#### Goal
Among the lines listed below, count those that include the string "City", and state only the count.

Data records
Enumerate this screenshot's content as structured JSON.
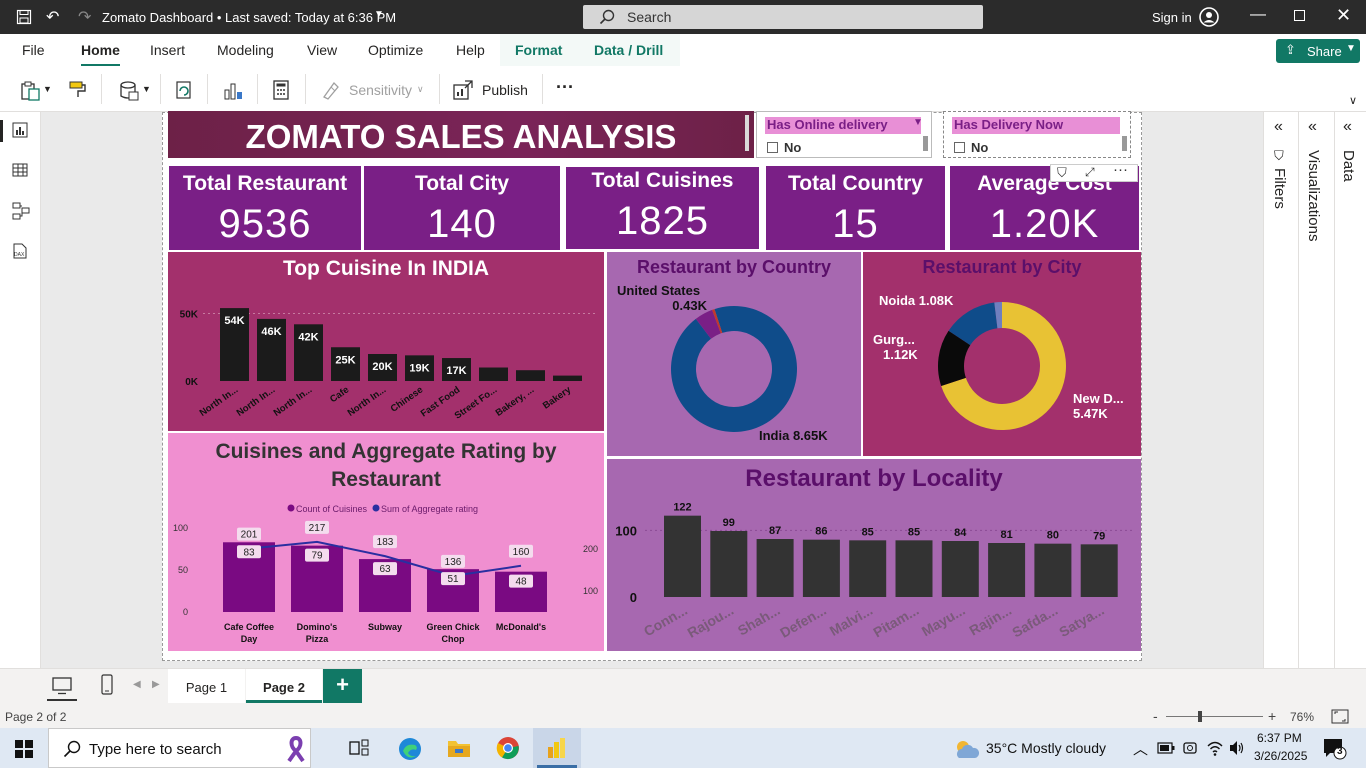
{
  "window": {
    "title": "Zomato Dashboard • Last saved: Today at 6:36 PM",
    "search_placeholder": "Search",
    "sign_in": "Sign in"
  },
  "ribbon": {
    "tabs": [
      "File",
      "Home",
      "Insert",
      "Modeling",
      "View",
      "Optimize",
      "Help",
      "Format",
      "Data / Drill"
    ],
    "active_tab": "Home",
    "sensitivity_label": "Sensitivity",
    "publish_label": "Publish",
    "more_label": "···",
    "share_label": "Share"
  },
  "panes": {
    "filters": "Filters",
    "visualizations": "Visualizations",
    "data": "Data"
  },
  "report": {
    "title": "ZOMATO SALES ANALYSIS",
    "slicers": [
      {
        "header": "Has Online delivery",
        "option": "No"
      },
      {
        "header": "Has Delivery Now",
        "option": "No"
      }
    ],
    "kpis": [
      {
        "label": "Total Restaurant",
        "value": "9536"
      },
      {
        "label": "Total City",
        "value": "140"
      },
      {
        "label": "Total Cuisines",
        "value": "1825"
      },
      {
        "label": "Total Country",
        "value": "15"
      },
      {
        "label": "Average Cost",
        "value": "1.20K"
      }
    ]
  },
  "chart_data": [
    {
      "type": "bar",
      "title": "Top Cuisine In INDIA",
      "categories": [
        "North In...",
        "North In...",
        "North In...",
        "Cafe",
        "North In...",
        "Chinese",
        "Fast Food",
        "Street Fo...",
        "Bakery, ...",
        "Bakery"
      ],
      "values": [
        54000,
        46000,
        42000,
        25000,
        20000,
        19000,
        17000,
        10000,
        8000,
        4000
      ],
      "data_labels": [
        "54K",
        "46K",
        "42K",
        "25K",
        "20K",
        "19K",
        "17K",
        "",
        "",
        ""
      ],
      "y_ticks": [
        "0K",
        "50K"
      ],
      "ylim": [
        0,
        60000
      ],
      "color": "#1b1b1b",
      "background": "#a3306c"
    },
    {
      "type": "pie",
      "title": "Restaurant by Country",
      "donut": true,
      "slices": [
        {
          "label": "India 8.65K",
          "value": 8650,
          "color": "#0f4c8a"
        },
        {
          "label": "United States 0.43K",
          "value": 430,
          "color": "#7a1f86"
        },
        {
          "label": "",
          "value": 60,
          "color": "#c0392b"
        }
      ],
      "background": "#a768b0"
    },
    {
      "type": "pie",
      "title": "Restaurant by City",
      "donut": true,
      "slices": [
        {
          "label": "New D... 5.47K",
          "value": 5470,
          "color": "#e8c234"
        },
        {
          "label": "Gurg... 1.12K",
          "value": 1120,
          "color": "#0a0a0a"
        },
        {
          "label": "Noida 1.08K",
          "value": 1080,
          "color": "#0f4c8a"
        },
        {
          "label": "",
          "value": 150,
          "color": "#6f7fbf"
        }
      ],
      "background": "#a3306c"
    },
    {
      "type": "bar",
      "title": "Cuisines and Aggregate Rating by Restaurant",
      "categories": [
        "Cafe Coffee Day",
        "Domino's Pizza",
        "Subway",
        "Green Chick Chop",
        "McDonald's"
      ],
      "series": [
        {
          "name": "Count of Cuisines",
          "values": [
            83,
            79,
            63,
            51,
            48
          ],
          "color": "#7a0a82"
        },
        {
          "name": "Sum of Aggregate rating",
          "values": [
            201,
            217,
            183,
            136,
            160
          ],
          "color": "#2a2fa0"
        }
      ],
      "y_left_ticks": [
        "0",
        "50",
        "100"
      ],
      "y_right_ticks": [
        "100",
        "200"
      ],
      "ylim_left": [
        0,
        100
      ],
      "ylim_right": [
        50,
        250
      ],
      "background": "#f08fd0"
    },
    {
      "type": "bar",
      "title": "Restaurant by Locality",
      "categories": [
        "Conn...",
        "Rajou...",
        "Shah...",
        "Defen...",
        "Malvi...",
        "Pitam...",
        "Mayu...",
        "Rajin...",
        "Safda...",
        "Satya..."
      ],
      "values": [
        122,
        99,
        87,
        86,
        85,
        85,
        84,
        81,
        80,
        79
      ],
      "y_ticks": [
        "0",
        "100"
      ],
      "ylim": [
        0,
        135
      ],
      "color": "#333333",
      "background": "#a768b0"
    }
  ],
  "pages": {
    "tabs": [
      "Page 1",
      "Page 2"
    ],
    "active": "Page 2",
    "add_label": "+"
  },
  "status": {
    "page_info": "Page 2 of 2",
    "zoom_minus": "-",
    "zoom_plus": "+",
    "zoom": "76%"
  },
  "taskbar": {
    "search_placeholder": "Type here to search",
    "weather": "35°C  Mostly cloudy",
    "time": "6:37 PM",
    "date": "3/26/2025",
    "notif_count": "3"
  },
  "colors": {
    "accent": "#117865",
    "report_purple": "#7a1f86",
    "banner": "#6d2147"
  }
}
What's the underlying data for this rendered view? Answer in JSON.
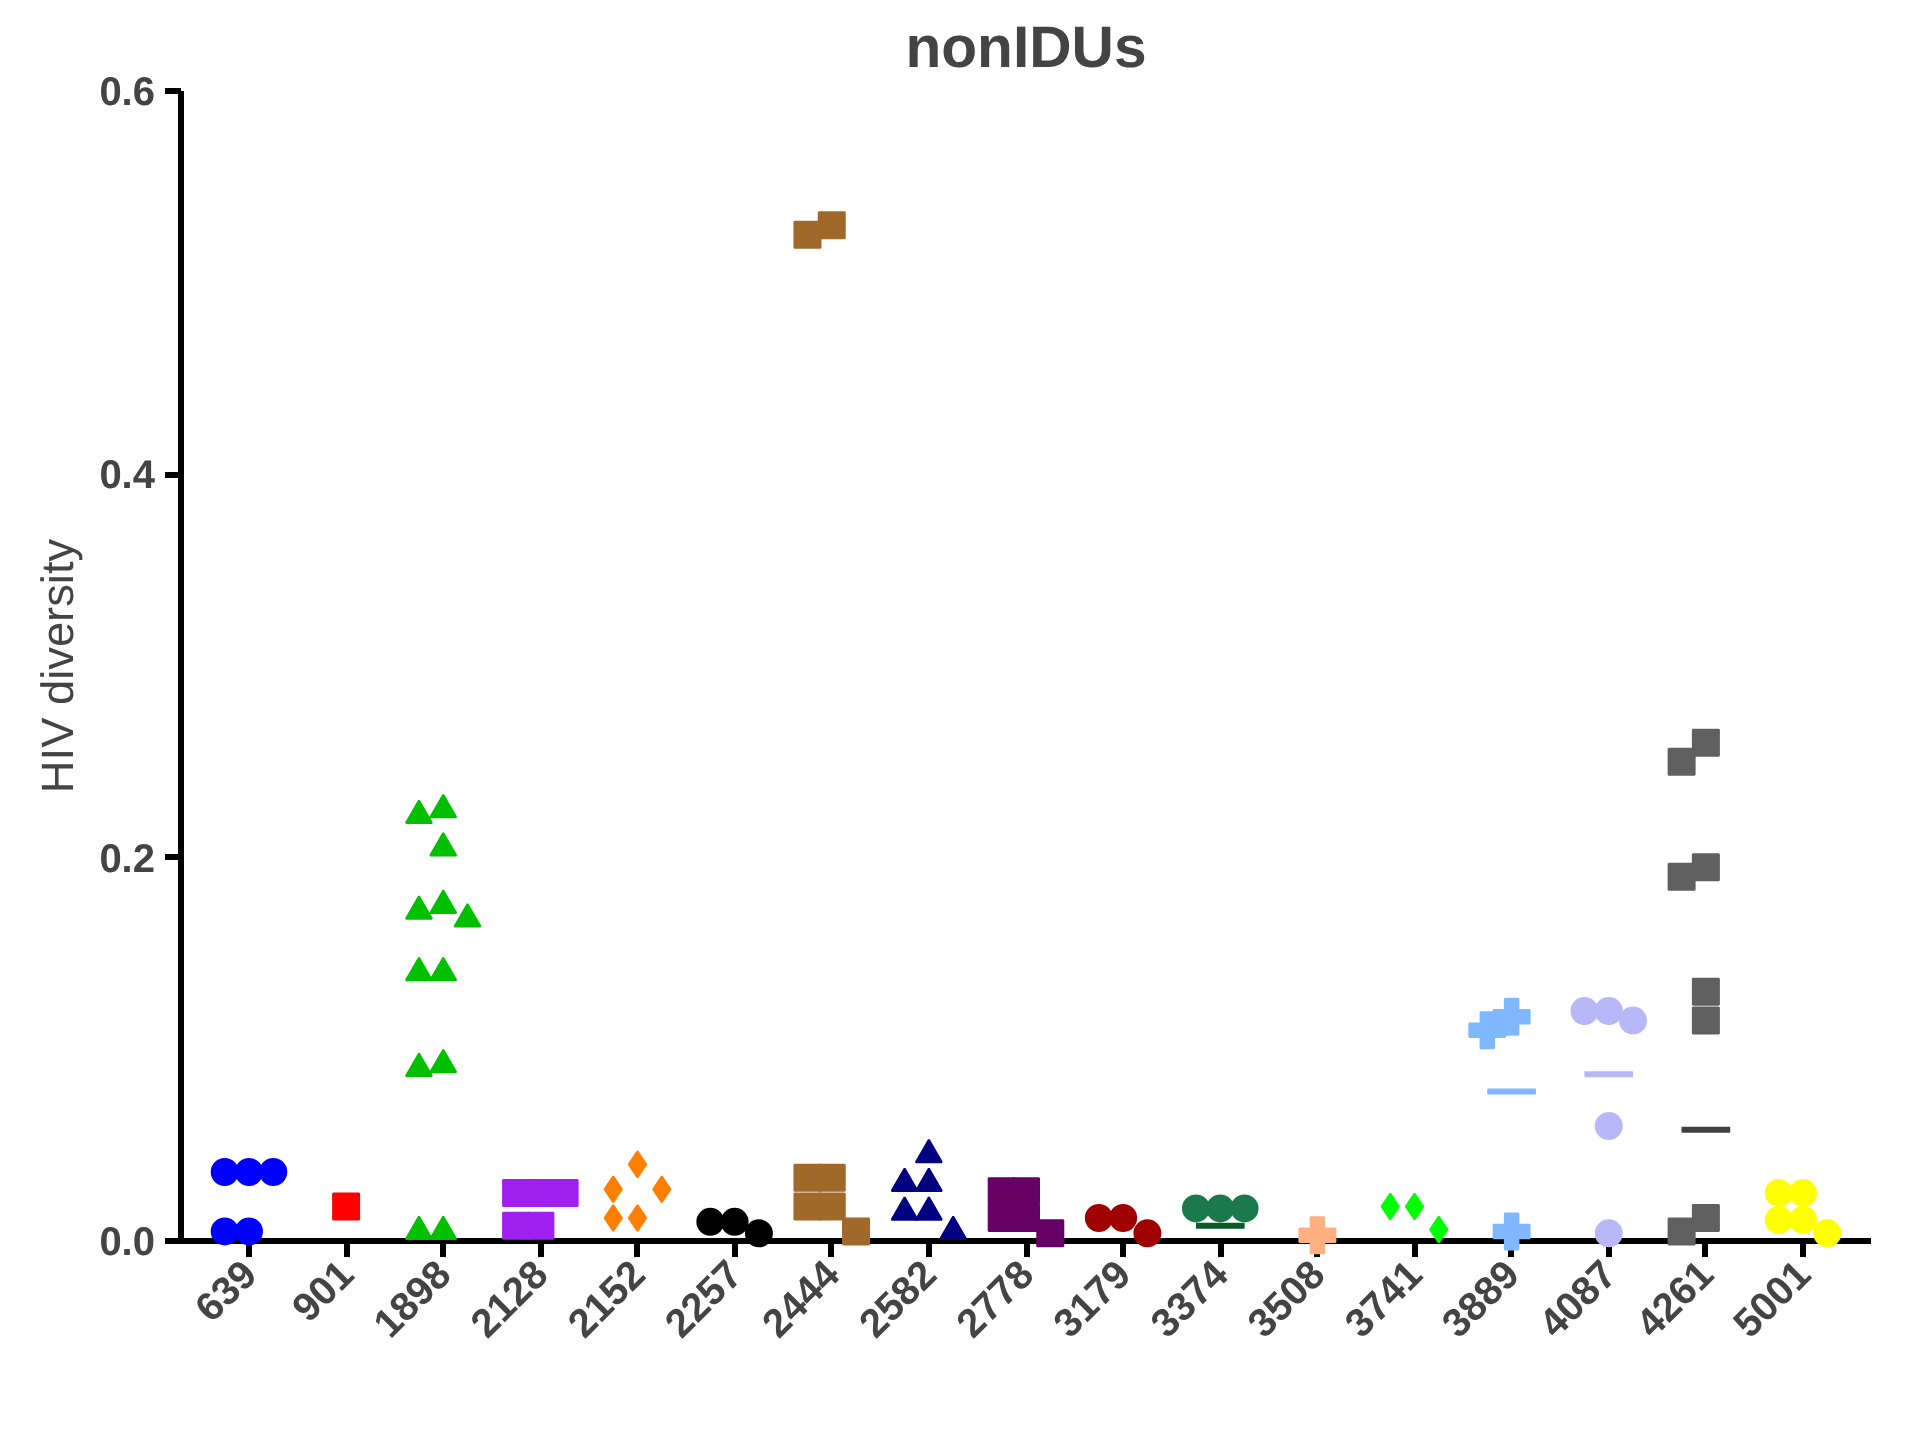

#### Exercise answer
2